→ **What you will do**: Set out every line bearing the string "routine".

Records from a data collection
○ ○ ○ ○ ○

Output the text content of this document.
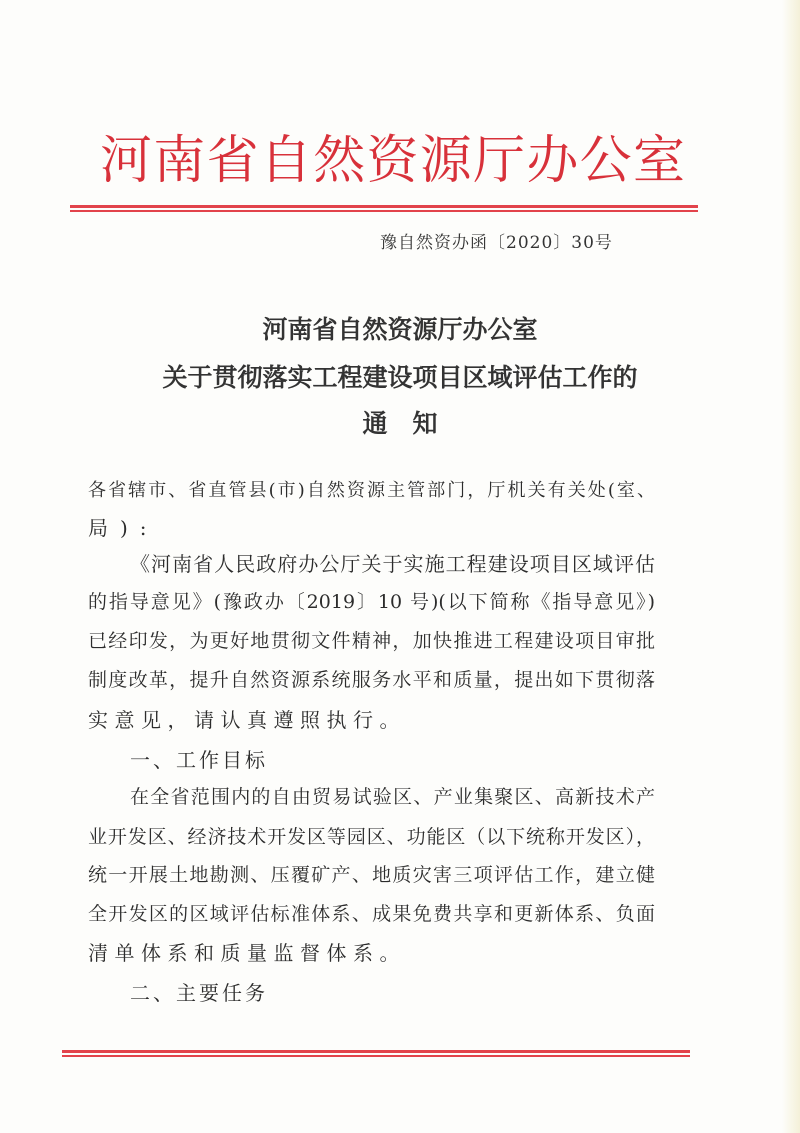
河南省自然资源厅办公室
豫自然资办函〔2020〕30号
河南省自然资源厅办公室
关于贯彻落实工程建设项目区域评估工作的
通　知
各省辖市、省直管县(市)自然资源主管部门，厅机关有关处(室、
局):
《河南省人民政府办公厅关于实施工程建设项目区域评估
的指导意见》(豫政办〔2019〕10 号)(以下简称《指导意见》)
已经印发，为更好地贯彻文件精神，加快推进工程建设项目审批
制度改革，提升自然资源系统服务水平和质量，提出如下贯彻落
实意见，请认真遵照执行。
一、工作目标
在全省范围内的自由贸易试验区、产业集聚区、高新技术产
业开发区、经济技术开发区等园区、功能区（以下统称开发区），
统一开展土地勘测、压覆矿产、地质灾害三项评估工作，建立健
全开发区的区域评估标准体系、成果免费共享和更新体系、负面
清单体系和质量监督体系。
二、主要任务
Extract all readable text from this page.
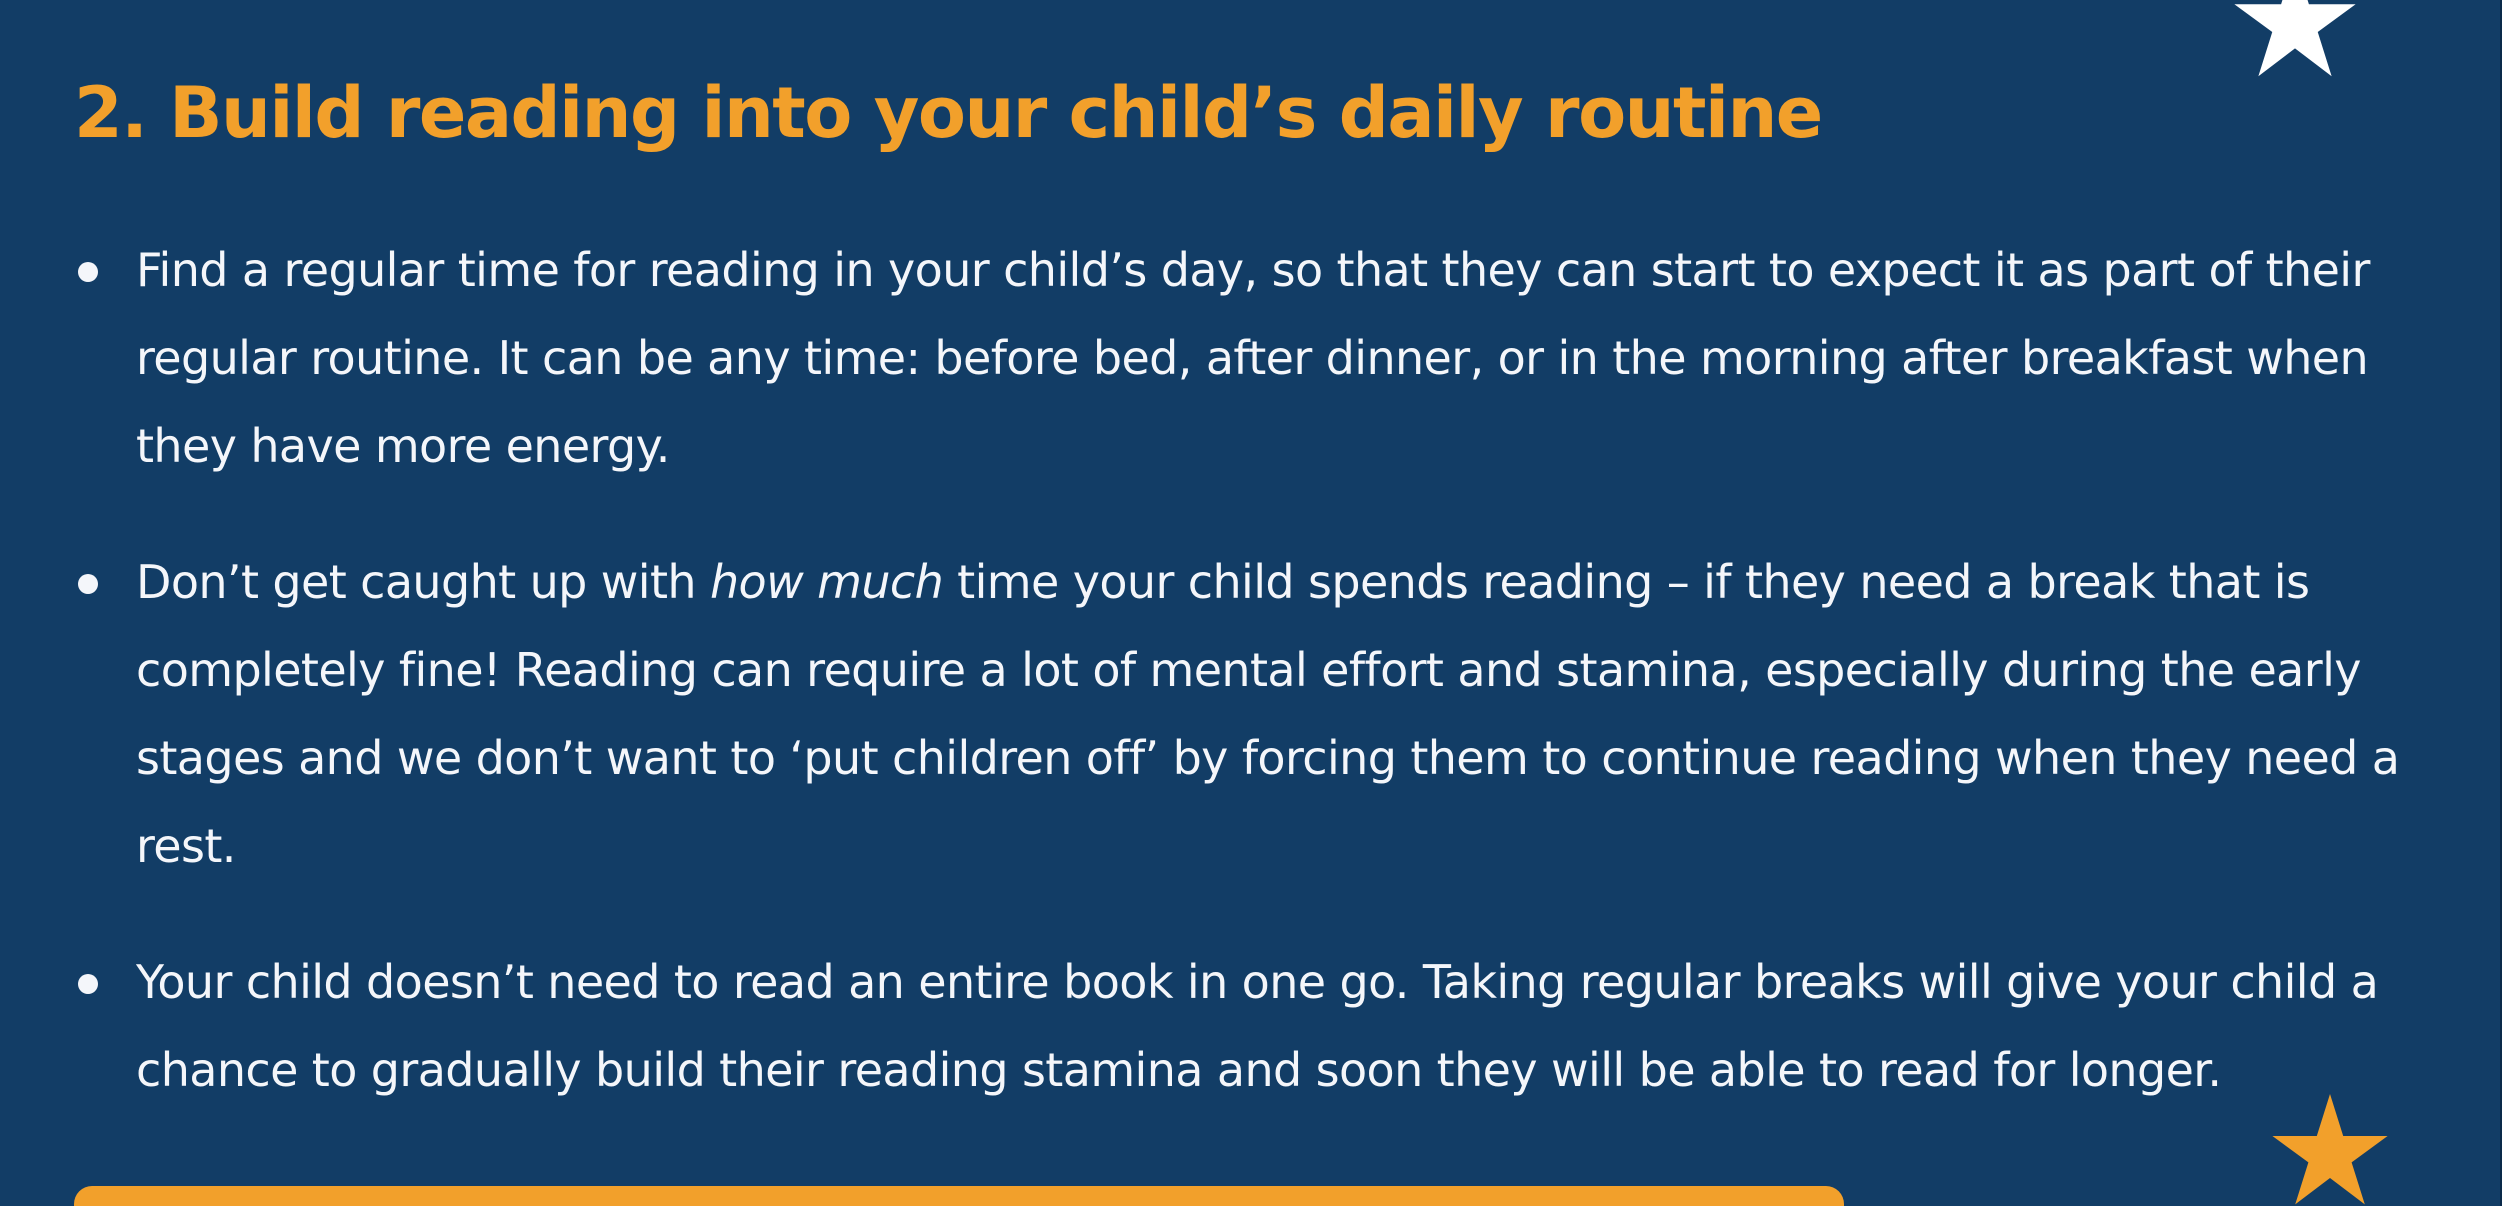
2. Build reading into your child’s daily routine
Find a regular time for reading in your child’s day, so that they can start to expect it as part of their regular routine. It can be any time: before bed, after dinner, or in the morning after breakfast when they have more energy.
Don’t get caught up with how much time your child spends reading – if they need a break that is completely fine! Reading can require a lot of mental effort and stamina, especially during the early stages and we don’t want to ‘put children off’ by forcing them to continue reading when they need a rest.
Your child doesn’t need to read an entire book in one go. Taking regular breaks will give your child a chance to gradually build their reading stamina and soon they will be able to read for longer.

○ ○ ○ ○ ○

→ **Solved problem**:
2. Build reading into your child’s daily routine
Find a regular time for reading in your child’s day, so that they can start to expect it as part of their regular routine. It can be any time: before bed, after dinner, or in the morning after breakfast when they have more energy.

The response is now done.